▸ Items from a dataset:
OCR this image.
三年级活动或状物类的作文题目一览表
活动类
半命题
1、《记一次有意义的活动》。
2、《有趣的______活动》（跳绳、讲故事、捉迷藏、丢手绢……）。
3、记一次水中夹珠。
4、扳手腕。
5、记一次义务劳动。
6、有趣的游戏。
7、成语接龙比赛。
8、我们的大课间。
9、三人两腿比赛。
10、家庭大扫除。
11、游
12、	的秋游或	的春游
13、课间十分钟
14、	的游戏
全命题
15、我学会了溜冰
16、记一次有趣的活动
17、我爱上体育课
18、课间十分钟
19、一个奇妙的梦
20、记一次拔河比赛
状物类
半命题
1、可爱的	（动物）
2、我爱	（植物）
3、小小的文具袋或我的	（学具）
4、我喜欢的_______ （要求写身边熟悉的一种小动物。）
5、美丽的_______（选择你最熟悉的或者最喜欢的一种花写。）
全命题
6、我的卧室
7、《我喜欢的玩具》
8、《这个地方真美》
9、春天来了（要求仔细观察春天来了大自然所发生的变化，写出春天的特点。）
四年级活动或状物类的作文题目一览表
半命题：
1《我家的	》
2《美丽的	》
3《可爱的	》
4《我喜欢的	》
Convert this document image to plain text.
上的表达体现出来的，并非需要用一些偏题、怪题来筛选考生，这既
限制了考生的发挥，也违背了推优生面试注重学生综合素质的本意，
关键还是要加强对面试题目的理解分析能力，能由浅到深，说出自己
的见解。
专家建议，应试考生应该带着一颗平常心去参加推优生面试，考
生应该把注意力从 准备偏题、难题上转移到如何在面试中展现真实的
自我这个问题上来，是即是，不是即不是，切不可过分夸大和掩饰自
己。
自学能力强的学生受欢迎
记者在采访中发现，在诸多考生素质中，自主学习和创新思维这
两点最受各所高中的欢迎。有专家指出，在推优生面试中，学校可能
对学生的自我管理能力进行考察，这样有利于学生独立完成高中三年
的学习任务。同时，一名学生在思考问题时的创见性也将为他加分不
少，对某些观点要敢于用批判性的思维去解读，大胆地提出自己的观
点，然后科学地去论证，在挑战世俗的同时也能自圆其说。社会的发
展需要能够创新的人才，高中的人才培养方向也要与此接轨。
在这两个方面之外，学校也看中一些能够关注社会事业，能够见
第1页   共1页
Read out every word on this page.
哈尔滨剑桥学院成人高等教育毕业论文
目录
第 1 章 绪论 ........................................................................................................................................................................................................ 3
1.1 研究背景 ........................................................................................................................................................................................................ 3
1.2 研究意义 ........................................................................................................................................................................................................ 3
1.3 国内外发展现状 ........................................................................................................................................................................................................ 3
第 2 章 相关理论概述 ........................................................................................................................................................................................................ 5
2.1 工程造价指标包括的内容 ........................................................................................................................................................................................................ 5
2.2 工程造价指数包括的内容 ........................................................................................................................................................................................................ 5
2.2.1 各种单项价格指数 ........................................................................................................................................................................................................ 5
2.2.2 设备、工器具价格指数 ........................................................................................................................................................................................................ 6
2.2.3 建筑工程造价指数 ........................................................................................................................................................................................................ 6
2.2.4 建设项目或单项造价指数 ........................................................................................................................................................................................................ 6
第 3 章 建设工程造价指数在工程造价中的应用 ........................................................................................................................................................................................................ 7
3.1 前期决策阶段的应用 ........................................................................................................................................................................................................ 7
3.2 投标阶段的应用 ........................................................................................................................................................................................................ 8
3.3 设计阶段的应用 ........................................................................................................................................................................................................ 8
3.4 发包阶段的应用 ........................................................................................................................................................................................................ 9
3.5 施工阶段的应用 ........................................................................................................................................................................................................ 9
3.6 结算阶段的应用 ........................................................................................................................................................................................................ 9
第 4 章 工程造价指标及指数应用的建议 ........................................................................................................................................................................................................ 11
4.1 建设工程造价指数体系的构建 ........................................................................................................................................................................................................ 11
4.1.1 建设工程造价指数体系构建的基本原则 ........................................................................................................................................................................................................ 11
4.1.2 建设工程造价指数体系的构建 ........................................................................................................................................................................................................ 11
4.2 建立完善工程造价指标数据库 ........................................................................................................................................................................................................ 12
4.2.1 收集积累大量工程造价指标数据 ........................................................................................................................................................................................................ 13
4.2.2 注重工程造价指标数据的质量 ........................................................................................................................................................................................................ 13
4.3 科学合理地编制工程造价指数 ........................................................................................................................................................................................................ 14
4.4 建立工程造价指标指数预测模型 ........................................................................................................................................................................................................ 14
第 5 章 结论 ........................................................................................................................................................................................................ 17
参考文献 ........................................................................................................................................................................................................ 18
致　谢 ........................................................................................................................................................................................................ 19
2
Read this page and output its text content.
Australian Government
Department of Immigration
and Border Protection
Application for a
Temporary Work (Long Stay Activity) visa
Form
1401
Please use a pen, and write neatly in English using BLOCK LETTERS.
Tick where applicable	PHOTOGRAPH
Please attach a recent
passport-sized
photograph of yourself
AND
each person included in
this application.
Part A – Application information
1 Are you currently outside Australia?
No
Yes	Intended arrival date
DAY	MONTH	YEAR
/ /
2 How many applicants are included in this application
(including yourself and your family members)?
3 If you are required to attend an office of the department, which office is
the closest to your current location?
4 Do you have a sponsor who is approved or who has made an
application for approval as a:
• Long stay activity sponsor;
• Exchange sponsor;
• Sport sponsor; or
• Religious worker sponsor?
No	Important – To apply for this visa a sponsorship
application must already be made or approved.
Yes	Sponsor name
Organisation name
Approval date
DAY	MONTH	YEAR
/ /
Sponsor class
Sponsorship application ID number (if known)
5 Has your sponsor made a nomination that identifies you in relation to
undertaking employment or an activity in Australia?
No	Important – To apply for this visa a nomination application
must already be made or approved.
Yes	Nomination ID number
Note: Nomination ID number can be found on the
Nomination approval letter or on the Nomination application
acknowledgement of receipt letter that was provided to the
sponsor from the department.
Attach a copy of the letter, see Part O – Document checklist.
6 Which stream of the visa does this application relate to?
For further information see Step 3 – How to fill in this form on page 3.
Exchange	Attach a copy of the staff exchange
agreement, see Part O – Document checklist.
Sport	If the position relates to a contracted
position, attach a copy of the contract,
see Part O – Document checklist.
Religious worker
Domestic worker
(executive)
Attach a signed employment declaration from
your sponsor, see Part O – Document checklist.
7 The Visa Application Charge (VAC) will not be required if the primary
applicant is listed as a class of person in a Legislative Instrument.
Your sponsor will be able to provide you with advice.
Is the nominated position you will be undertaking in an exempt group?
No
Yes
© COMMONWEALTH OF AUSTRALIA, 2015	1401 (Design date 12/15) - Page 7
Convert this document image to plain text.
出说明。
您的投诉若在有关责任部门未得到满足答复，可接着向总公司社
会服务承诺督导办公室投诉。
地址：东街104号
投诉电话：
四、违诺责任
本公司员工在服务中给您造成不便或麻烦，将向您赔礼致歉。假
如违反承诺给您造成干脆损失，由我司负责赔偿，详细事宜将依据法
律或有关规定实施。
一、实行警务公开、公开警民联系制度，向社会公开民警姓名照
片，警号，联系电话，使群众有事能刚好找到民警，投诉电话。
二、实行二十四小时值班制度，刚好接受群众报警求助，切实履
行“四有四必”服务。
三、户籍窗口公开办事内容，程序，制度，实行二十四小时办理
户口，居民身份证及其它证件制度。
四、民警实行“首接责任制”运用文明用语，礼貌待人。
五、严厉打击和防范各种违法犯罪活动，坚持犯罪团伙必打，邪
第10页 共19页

▸ YOUR OBJECTIVE:
Every entry above should be retyped exactly as shown.

▸ TASK RESULT:
OCR this image.
三年级活动或状物类的作文题目一览表
活动类
半命题
1、《记一次有意义的活动》。
2、《有趣的______活动》（跳绳、讲故事、捉迷藏、丢手绢……）。
3、记一次水中夹珠。
4、扳手腕。
5、记一次义务劳动。
6、有趣的游戏。
7、成语接龙比赛。
8、我们的大课间。
9、三人两腿比赛。
10、家庭大扫除。
11、游
12、	的秋游或	的春游
13、课间十分钟
14、	的游戏
全命题
15、我学会了溜冰
16、记一次有趣的活动
17、我爱上体育课
18、课间十分钟
19、一个奇妙的梦
20、记一次拔河比赛
状物类
半命题
1、可爱的	（动物）
2、我爱	（植物）
3、小小的文具袋或我的	（学具）
4、我喜欢的_______ （要求写身边熟悉的一种小动物。）
5、美丽的_______（选择你最熟悉的或者最喜欢的一种花写。）
全命题
6、我的卧室
7、《我喜欢的玩具》
8、《这个地方真美》
9、春天来了（要求仔细观察春天来了大自然所发生的变化，写出春天的特点。）
四年级活动或状物类的作文题目一览表
半命题：
1《我家的	》
2《美丽的	》
3《可爱的	》
4《我喜欢的	》
Convert this document image to plain text.
上的表达体现出来的，并非需要用一些偏题、怪题来筛选考生，这既
限制了考生的发挥，也违背了推优生面试注重学生综合素质的本意，
关键还是要加强对面试题目的理解分析能力，能由浅到深，说出自己
的见解。
专家建议，应试考生应该带着一颗平常心去参加推优生面试，考
生应该把注意力从 准备偏题、难题上转移到如何在面试中展现真实的
自我这个问题上来，是即是，不是即不是，切不可过分夸大和掩饰自
己。
自学能力强的学生受欢迎
记者在采访中发现，在诸多考生素质中，自主学习和创新思维这
两点最受各所高中的欢迎。有专家指出，在推优生面试中，学校可能
对学生的自我管理能力进行考察，这样有利于学生独立完成高中三年
的学习任务。同时，一名学生在思考问题时的创见性也将为他加分不
少，对某些观点要敢于用批判性的思维去解读，大胆地提出自己的观
点，然后科学地去论证，在挑战世俗的同时也能自圆其说。社会的发
展需要能够创新的人才，高中的人才培养方向也要与此接轨。
在这两个方面之外，学校也看中一些能够关注社会事业，能够见
第1页   共1页
Read out every word on this page.
哈尔滨剑桥学院成人高等教育毕业论文
目录
第 1 章 绪论 ........................................................................................................................................................................................................ 3
1.1 研究背景 ........................................................................................................................................................................................................ 3
1.2 研究意义 ........................................................................................................................................................................................................ 3
1.3 国内外发展现状 ........................................................................................................................................................................................................ 3
第 2 章 相关理论概述 ........................................................................................................................................................................................................ 5
2.1 工程造价指标包括的内容 ........................................................................................................................................................................................................ 5
2.2 工程造价指数包括的内容 ........................................................................................................................................................................................................ 5
2.2.1 各种单项价格指数 ........................................................................................................................................................................................................ 5
2.2.2 设备、工器具价格指数 ........................................................................................................................................................................................................ 6
2.2.3 建筑工程造价指数 ........................................................................................................................................................................................................ 6
2.2.4 建设项目或单项造价指数 ........................................................................................................................................................................................................ 6
第 3 章 建设工程造价指数在工程造价中的应用 ........................................................................................................................................................................................................ 7
3.1 前期决策阶段的应用 ........................................................................................................................................................................................................ 7
3.2 投标阶段的应用 ........................................................................................................................................................................................................ 8
3.3 设计阶段的应用 ........................................................................................................................................................................................................ 8
3.4 发包阶段的应用 ........................................................................................................................................................................................................ 9
3.5 施工阶段的应用 ........................................................................................................................................................................................................ 9
3.6 结算阶段的应用 ........................................................................................................................................................................................................ 9
第 4 章 工程造价指标及指数应用的建议 ........................................................................................................................................................................................................ 11
4.1 建设工程造价指数体系的构建 ........................................................................................................................................................................................................ 11
4.1.1 建设工程造价指数体系构建的基本原则 ........................................................................................................................................................................................................ 11
4.1.2 建设工程造价指数体系的构建 ........................................................................................................................................................................................................ 11
4.2 建立完善工程造价指标数据库 ........................................................................................................................................................................................................ 12
4.2.1 收集积累大量工程造价指标数据 ........................................................................................................................................................................................................ 13
4.2.2 注重工程造价指标数据的质量 ........................................................................................................................................................................................................ 13
4.3 科学合理地编制工程造价指数 ........................................................................................................................................................................................................ 14
4.4 建立工程造价指标指数预测模型 ........................................................................................................................................................................................................ 14
第 5 章 结论 ........................................................................................................................................................................................................ 17
参考文献 ........................................................................................................................................................................................................ 18
致　谢 ........................................................................................................................................................................................................ 19
2
Read this page and output its text content.
Australian Government
Department of Immigration
and Border Protection
Application for a
Temporary Work (Long Stay Activity) visa
Form
1401
Please use a pen, and write neatly in English using BLOCK LETTERS.
Tick where applicable	PHOTOGRAPH
Please attach a recent
passport-sized
photograph of yourself
AND
each person included in
this application.
Part A – Application information
1 Are you currently outside Australia?
No
Yes	Intended arrival date
DAY	MONTH	YEAR
/ /
2 How many applicants are included in this application
(including yourself and your family members)?
3 If you are required to attend an office of the department, which office is
the closest to your current location?
4 Do you have a sponsor who is approved or who has made an
application for approval as a:
• Long stay activity sponsor;
• Exchange sponsor;
• Sport sponsor; or
• Religious worker sponsor?
No	Important – To apply for this visa a sponsorship
application must already be made or approved.
Yes	Sponsor name
Organisation name
Approval date
DAY	MONTH	YEAR
/ /
Sponsor class
Sponsorship application ID number (if known)
5 Has your sponsor made a nomination that identifies you in relation to
undertaking employment or an activity in Australia?
No	Important – To apply for this visa a nomination application
must already be made or approved.
Yes	Nomination ID number
Note: Nomination ID number can be found on the
Nomination approval letter or on the Nomination application
acknowledgement of receipt letter that was provided to the
sponsor from the department.
Attach a copy of the letter, see Part O – Document checklist.
6 Which stream of the visa does this application relate to?
For further information see Step 3 – How to fill in this form on page 3.
Exchange	Attach a copy of the staff exchange
agreement, see Part O – Document checklist.
Sport	If the position relates to a contracted
position, attach a copy of the contract,
see Part O – Document checklist.
Religious worker
Domestic worker
(executive)
Attach a signed employment declaration from
your sponsor, see Part O – Document checklist.
7 The Visa Application Charge (VAC) will not be required if the primary
applicant is listed as a class of person in a Legislative Instrument.
Your sponsor will be able to provide you with advice.
Is the nominated position you will be undertaking in an exempt group?
No
Yes
© COMMONWEALTH OF AUSTRALIA, 2015	1401 (Design date 12/15) - Page 7
Convert this document image to plain text.
出说明。
您的投诉若在有关责任部门未得到满足答复，可接着向总公司社
会服务承诺督导办公室投诉。
地址：东街104号
投诉电话：
四、违诺责任
本公司员工在服务中给您造成不便或麻烦，将向您赔礼致歉。假
如违反承诺给您造成干脆损失，由我司负责赔偿，详细事宜将依据法
律或有关规定实施。
一、实行警务公开、公开警民联系制度，向社会公开民警姓名照
片，警号，联系电话，使群众有事能刚好找到民警，投诉电话。
二、实行二十四小时值班制度，刚好接受群众报警求助，切实履
行“四有四必”服务。
三、户籍窗口公开办事内容，程序，制度，实行二十四小时办理
户口，居民身份证及其它证件制度。
四、民警实行“首接责任制”运用文明用语，礼貌待人。
五、严厉打击和防范各种违法犯罪活动，坚持犯罪团伙必打，邪
第10页 共19页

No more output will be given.